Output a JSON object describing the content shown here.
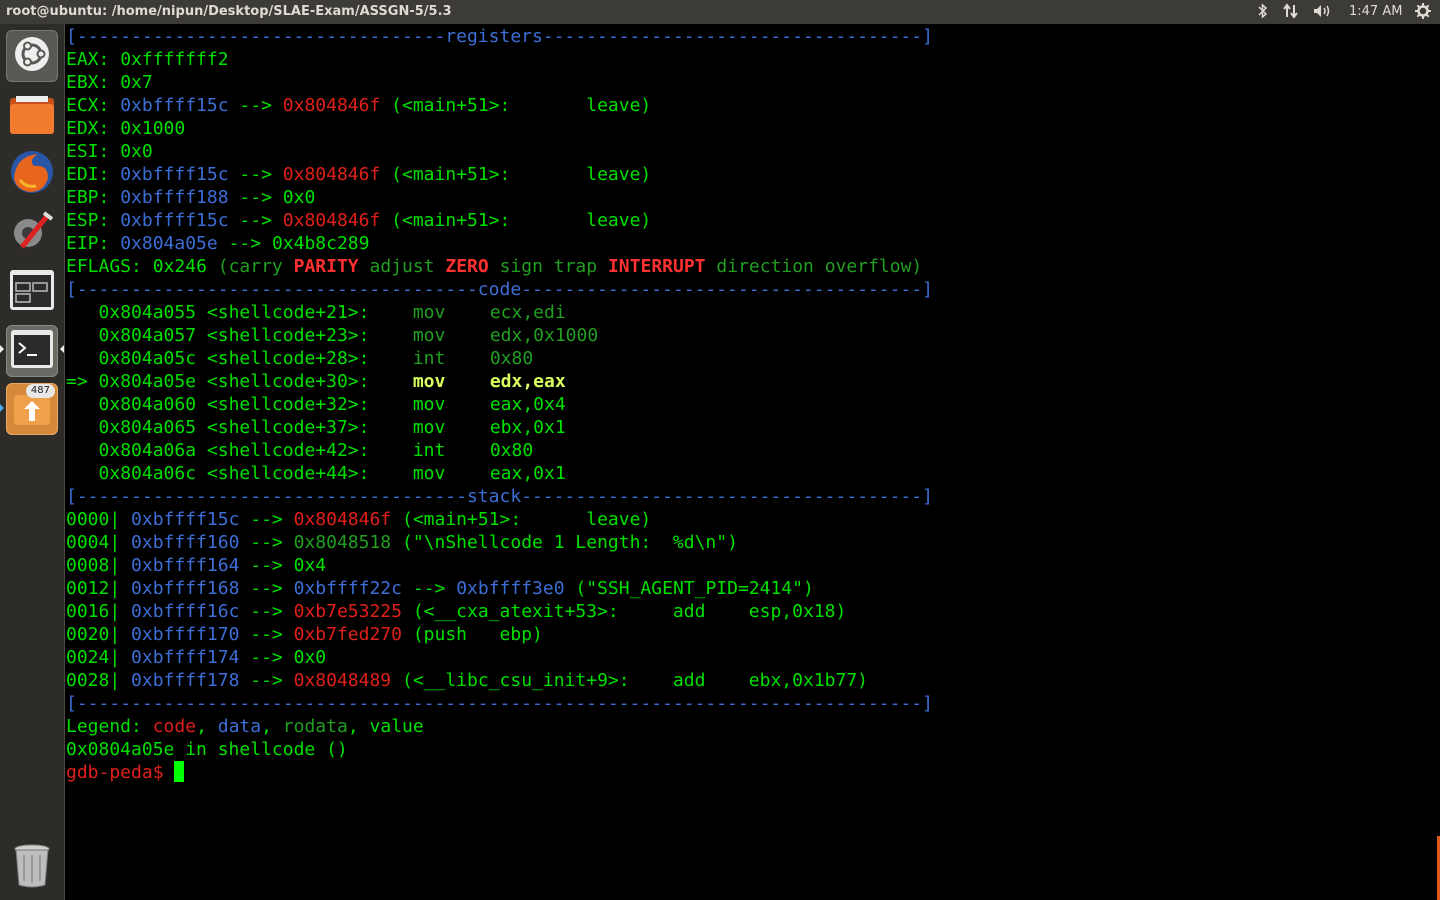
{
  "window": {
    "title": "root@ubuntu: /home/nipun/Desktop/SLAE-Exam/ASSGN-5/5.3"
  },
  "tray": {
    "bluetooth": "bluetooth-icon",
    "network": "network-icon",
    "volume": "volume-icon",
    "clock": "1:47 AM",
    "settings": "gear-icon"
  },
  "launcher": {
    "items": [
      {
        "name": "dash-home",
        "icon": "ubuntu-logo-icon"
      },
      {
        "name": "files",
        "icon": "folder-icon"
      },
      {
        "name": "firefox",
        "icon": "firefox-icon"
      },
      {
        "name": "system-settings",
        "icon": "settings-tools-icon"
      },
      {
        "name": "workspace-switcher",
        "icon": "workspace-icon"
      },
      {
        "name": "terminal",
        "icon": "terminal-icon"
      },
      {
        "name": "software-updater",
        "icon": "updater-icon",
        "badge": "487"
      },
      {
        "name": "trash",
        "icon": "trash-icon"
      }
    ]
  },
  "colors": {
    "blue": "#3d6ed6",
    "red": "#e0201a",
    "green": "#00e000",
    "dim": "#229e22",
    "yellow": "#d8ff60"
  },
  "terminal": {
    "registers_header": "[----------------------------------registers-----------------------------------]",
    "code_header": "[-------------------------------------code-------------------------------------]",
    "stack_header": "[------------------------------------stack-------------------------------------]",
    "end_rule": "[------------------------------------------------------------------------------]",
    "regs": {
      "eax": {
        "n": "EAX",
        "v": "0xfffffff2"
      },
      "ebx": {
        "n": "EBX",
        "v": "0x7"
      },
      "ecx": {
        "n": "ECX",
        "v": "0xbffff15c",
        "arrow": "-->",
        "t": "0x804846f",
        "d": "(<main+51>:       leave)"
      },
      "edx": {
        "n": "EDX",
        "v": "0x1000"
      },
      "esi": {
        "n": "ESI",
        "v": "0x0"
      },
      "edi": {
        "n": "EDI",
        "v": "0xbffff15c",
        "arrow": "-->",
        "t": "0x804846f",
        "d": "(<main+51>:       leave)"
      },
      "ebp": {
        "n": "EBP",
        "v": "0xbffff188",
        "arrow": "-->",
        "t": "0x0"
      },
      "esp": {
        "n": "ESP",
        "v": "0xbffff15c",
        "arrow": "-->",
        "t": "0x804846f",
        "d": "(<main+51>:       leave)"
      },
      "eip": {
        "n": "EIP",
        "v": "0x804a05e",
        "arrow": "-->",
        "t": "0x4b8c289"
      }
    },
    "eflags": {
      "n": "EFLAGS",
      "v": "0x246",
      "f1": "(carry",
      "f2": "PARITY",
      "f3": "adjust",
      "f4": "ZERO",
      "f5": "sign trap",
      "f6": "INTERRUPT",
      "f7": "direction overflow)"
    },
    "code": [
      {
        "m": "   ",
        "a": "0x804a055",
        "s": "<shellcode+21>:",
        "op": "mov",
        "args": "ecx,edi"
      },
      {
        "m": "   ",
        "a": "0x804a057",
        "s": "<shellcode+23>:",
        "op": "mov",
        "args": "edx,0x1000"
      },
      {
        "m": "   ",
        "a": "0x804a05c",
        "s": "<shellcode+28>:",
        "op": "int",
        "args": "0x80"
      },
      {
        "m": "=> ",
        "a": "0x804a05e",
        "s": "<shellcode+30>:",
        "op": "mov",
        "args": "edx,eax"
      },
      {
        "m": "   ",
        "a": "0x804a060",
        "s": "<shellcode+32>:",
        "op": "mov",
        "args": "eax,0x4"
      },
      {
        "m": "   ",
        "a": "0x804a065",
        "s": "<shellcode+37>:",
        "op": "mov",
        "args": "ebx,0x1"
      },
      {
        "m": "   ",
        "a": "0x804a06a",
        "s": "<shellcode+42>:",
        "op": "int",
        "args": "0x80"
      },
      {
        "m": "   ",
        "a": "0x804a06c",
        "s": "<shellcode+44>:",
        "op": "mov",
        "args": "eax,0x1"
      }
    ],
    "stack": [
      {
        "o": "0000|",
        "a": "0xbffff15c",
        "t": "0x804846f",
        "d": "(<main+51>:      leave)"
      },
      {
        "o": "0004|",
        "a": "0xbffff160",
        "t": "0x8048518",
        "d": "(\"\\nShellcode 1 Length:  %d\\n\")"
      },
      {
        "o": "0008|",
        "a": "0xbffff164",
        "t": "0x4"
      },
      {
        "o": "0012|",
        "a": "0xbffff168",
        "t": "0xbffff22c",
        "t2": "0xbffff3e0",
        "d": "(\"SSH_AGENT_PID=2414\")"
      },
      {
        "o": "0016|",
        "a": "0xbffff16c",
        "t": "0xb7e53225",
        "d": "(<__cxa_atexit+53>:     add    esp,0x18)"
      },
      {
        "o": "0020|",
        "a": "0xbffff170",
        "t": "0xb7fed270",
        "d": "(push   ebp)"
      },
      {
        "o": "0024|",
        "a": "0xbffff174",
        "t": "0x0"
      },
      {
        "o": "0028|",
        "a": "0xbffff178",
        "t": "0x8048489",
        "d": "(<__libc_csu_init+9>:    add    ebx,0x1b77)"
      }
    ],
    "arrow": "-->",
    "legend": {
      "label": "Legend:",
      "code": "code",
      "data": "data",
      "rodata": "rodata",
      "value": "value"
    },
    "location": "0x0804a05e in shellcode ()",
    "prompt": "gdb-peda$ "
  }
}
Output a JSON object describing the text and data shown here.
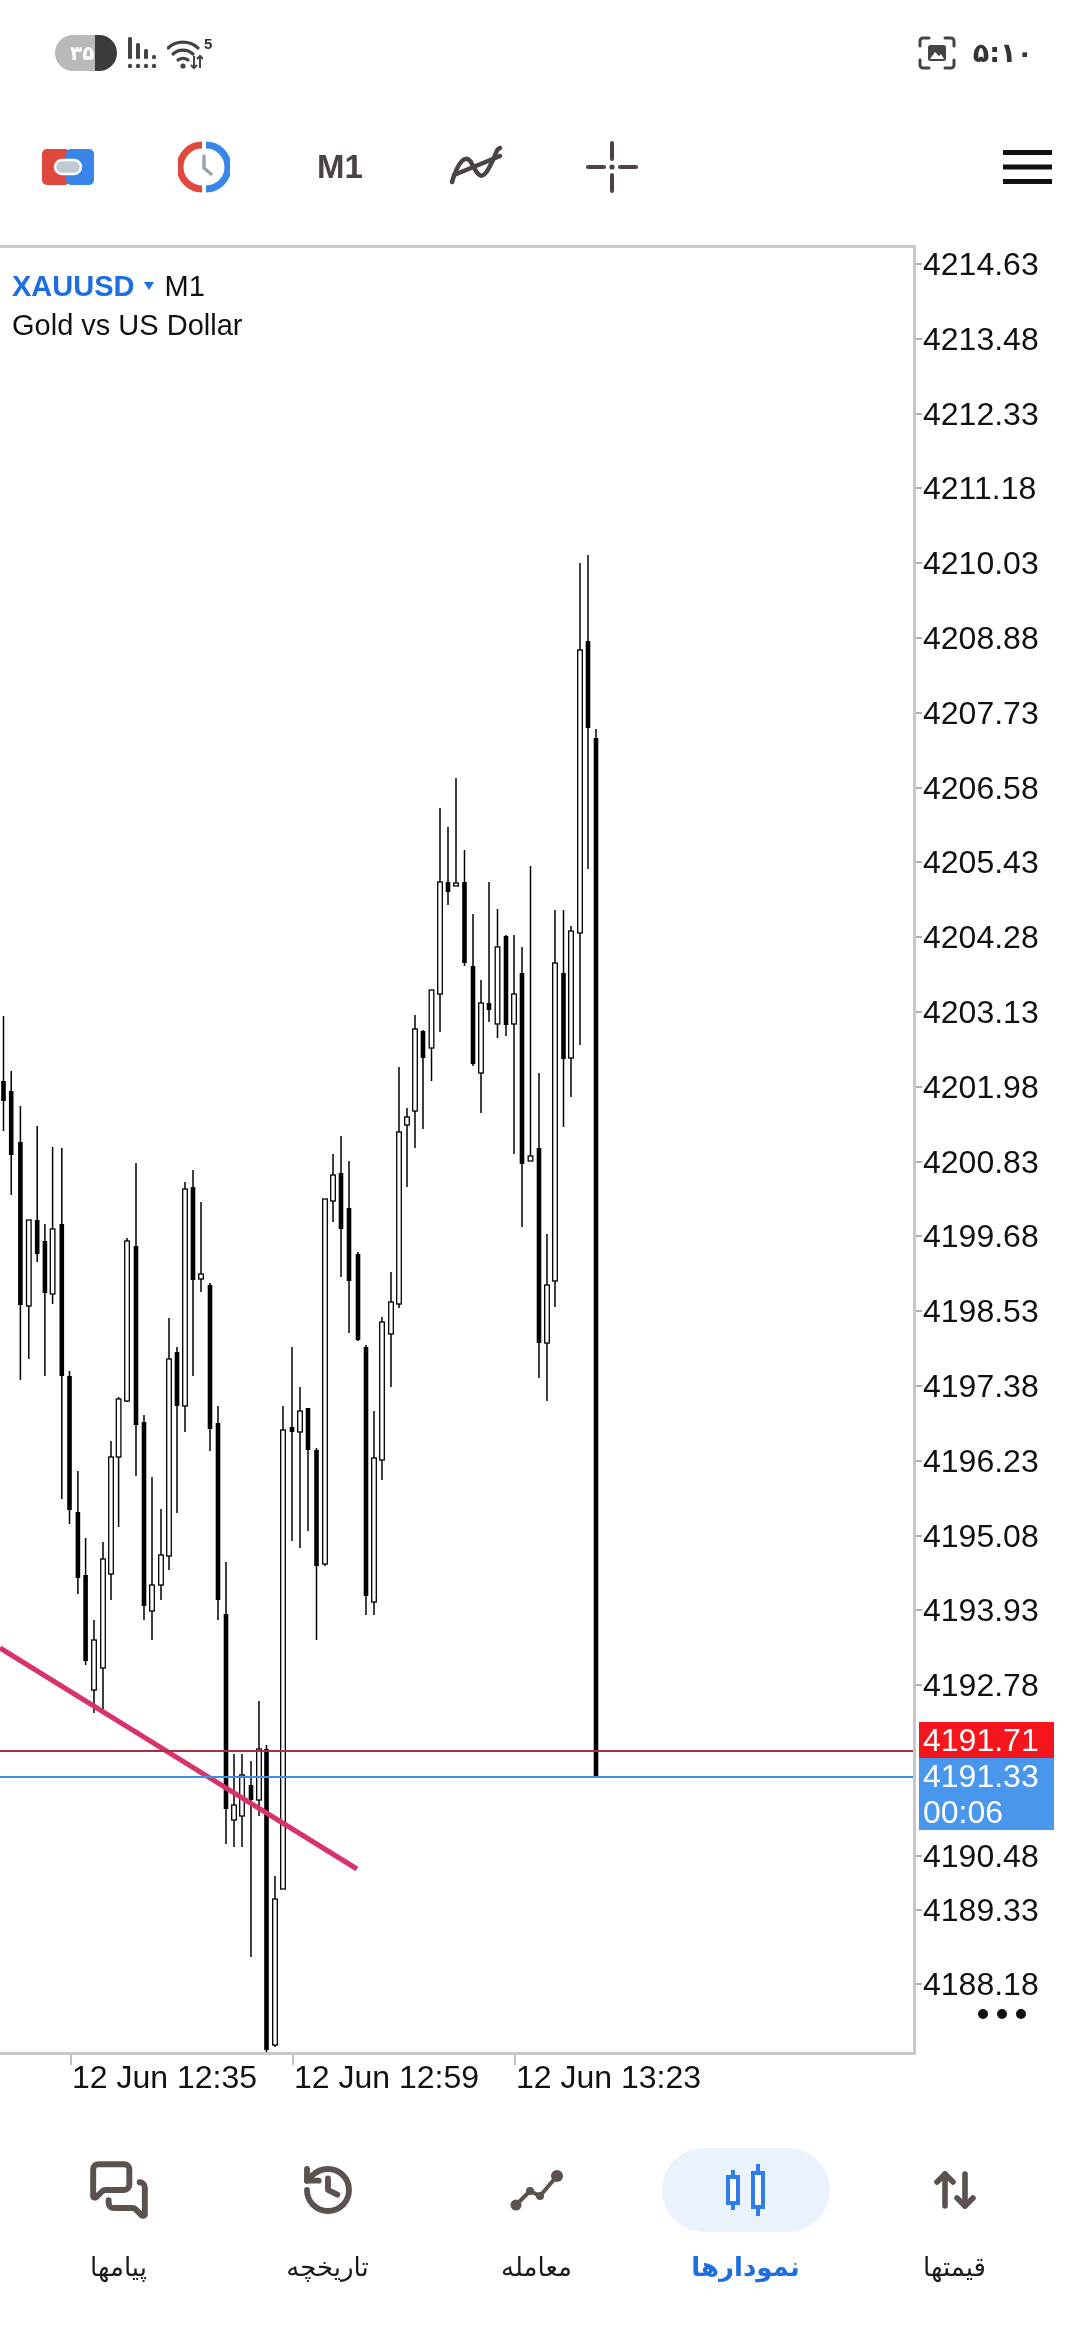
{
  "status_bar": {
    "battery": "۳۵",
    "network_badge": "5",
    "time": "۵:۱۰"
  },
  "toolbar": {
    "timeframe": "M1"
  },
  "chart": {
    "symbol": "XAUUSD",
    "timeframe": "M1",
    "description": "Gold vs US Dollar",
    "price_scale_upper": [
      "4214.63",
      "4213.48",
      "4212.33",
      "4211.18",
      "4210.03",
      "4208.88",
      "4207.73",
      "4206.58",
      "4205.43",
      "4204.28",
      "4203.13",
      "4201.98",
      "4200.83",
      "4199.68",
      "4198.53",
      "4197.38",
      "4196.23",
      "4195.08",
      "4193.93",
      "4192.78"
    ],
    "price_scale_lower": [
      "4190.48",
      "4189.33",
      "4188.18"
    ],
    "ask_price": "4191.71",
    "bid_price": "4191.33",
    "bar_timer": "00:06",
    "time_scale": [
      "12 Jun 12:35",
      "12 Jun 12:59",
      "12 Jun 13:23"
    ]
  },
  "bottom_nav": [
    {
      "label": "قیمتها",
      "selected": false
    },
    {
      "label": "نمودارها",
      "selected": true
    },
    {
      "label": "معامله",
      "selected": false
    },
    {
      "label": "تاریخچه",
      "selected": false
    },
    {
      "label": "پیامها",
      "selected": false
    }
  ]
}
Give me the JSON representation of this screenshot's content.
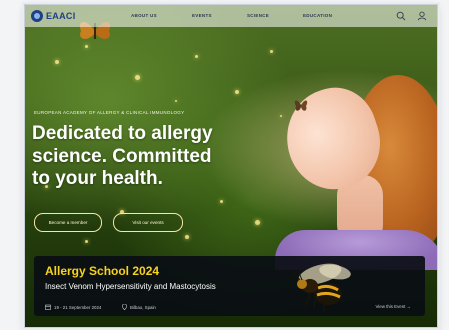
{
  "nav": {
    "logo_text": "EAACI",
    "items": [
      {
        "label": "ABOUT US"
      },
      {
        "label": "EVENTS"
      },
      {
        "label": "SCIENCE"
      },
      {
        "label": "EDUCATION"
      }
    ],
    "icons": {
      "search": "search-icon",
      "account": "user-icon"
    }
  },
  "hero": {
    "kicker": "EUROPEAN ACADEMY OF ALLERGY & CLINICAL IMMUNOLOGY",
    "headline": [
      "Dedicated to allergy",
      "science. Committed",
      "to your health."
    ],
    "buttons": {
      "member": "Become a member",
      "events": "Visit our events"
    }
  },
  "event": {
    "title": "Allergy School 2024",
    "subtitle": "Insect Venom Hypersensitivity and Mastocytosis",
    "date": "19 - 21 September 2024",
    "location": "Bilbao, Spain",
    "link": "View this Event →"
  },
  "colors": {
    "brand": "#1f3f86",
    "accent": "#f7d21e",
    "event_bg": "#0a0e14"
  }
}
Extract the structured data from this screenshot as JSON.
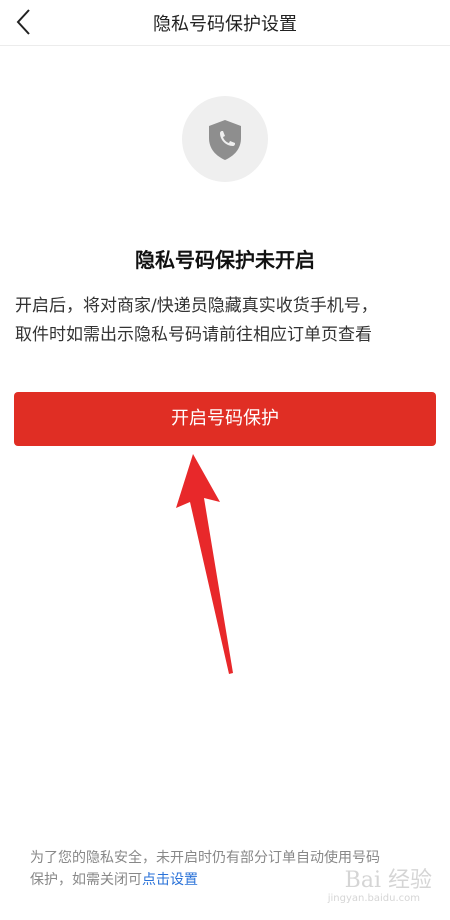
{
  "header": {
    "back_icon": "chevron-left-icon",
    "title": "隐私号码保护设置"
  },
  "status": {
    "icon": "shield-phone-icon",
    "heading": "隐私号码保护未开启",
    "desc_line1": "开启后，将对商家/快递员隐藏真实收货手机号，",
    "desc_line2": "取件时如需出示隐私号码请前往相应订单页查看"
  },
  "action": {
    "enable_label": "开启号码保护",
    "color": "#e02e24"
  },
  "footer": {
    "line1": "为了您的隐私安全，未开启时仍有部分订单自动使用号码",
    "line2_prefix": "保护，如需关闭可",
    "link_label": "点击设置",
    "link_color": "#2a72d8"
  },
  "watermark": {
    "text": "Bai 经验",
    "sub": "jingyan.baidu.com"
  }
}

————————

PROBLEM:
Copy each line holding the word "home" from the listing above.

TASK RESPONSE:
    "title": "root@ubuntu: /home/nipun/Desktop/SLAE-Exam/ASSGN-5/5.3"
        "name": "dash-home",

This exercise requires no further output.